## Start Extracted records

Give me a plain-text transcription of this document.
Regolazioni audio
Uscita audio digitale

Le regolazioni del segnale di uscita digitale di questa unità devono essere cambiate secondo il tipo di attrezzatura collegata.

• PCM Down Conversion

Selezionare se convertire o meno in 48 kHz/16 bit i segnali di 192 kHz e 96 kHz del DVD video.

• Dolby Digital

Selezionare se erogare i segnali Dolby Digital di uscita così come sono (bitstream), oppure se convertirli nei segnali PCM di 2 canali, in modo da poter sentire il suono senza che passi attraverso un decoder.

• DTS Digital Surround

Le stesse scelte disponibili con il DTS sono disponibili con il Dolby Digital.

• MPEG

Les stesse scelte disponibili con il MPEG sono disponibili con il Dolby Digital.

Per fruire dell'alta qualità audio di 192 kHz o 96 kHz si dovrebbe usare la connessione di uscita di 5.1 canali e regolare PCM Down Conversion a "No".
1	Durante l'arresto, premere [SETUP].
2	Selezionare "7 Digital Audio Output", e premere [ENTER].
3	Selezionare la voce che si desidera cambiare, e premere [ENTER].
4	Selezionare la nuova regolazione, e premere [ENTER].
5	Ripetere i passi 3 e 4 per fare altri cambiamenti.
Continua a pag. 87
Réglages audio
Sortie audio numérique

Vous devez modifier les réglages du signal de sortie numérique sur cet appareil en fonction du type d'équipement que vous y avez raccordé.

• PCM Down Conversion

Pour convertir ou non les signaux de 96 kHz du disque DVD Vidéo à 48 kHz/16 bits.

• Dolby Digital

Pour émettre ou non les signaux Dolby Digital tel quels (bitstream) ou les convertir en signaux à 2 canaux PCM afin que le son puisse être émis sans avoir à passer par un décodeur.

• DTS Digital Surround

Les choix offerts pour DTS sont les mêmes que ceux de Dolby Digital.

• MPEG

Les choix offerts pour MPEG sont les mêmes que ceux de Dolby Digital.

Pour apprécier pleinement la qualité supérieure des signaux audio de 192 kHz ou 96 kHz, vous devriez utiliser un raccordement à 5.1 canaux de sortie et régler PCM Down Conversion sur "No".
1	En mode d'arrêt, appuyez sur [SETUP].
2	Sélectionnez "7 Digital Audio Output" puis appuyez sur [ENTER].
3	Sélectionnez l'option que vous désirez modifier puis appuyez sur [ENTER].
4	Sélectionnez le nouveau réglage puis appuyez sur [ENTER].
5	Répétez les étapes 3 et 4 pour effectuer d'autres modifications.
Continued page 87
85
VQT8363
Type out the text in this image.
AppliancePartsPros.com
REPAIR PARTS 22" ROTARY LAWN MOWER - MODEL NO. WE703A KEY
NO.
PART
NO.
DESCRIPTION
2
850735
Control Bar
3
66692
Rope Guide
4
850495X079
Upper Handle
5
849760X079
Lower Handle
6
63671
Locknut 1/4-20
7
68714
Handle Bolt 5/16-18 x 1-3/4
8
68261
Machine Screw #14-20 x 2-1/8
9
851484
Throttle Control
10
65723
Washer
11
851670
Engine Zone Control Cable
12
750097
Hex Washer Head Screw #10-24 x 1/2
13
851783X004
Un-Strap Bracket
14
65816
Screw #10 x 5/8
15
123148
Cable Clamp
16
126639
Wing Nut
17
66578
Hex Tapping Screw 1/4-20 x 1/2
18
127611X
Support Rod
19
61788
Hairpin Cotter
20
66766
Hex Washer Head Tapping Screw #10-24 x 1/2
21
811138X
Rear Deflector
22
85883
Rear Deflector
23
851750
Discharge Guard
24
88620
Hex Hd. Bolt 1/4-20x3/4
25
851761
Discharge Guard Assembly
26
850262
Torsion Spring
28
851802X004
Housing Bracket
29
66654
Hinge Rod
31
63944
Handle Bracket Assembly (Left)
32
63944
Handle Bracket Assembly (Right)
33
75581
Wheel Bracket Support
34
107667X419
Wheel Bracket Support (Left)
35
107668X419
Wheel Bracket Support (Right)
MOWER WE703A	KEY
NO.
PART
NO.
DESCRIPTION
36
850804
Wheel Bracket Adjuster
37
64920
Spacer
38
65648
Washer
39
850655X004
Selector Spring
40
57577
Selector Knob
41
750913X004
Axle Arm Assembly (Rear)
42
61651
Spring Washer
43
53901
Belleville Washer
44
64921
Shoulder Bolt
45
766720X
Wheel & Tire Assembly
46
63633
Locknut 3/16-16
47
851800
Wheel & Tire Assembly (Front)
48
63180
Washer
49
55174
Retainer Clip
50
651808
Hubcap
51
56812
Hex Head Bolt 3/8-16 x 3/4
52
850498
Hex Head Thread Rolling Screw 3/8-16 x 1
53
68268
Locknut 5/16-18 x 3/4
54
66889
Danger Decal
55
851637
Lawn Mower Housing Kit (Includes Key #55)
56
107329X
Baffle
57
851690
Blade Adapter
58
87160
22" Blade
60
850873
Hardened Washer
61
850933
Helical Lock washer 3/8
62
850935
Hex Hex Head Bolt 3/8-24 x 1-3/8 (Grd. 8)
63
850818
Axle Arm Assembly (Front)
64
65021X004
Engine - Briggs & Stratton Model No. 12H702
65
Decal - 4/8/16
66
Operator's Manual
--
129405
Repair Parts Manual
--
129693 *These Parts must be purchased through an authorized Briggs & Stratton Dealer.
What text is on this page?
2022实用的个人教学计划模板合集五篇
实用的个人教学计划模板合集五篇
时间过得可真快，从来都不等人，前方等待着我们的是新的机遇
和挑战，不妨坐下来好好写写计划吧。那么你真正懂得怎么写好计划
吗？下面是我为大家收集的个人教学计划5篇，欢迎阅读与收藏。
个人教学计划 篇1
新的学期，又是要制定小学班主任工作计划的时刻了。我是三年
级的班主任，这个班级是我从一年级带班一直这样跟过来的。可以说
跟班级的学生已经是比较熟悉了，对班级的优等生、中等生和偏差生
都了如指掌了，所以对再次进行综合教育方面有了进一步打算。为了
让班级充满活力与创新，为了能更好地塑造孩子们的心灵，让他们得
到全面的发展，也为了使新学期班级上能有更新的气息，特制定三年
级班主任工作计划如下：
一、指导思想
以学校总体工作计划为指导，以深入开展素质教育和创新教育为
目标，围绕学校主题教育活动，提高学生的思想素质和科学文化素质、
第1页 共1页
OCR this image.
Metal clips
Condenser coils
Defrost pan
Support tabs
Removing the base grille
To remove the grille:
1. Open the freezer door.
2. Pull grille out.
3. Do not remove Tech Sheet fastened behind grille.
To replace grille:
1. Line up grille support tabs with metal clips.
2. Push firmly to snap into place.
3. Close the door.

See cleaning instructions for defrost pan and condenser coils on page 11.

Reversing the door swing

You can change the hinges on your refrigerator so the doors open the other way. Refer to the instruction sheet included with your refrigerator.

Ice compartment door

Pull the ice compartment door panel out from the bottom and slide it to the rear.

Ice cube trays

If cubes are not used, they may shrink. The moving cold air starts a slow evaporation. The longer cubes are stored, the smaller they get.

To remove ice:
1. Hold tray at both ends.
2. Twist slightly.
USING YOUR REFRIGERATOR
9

## End Extracted records

Copy, from the material above, each line in which the string "clips" occurs.

Worked solution
Metal clips
1. Line up grille support tabs with metal clips.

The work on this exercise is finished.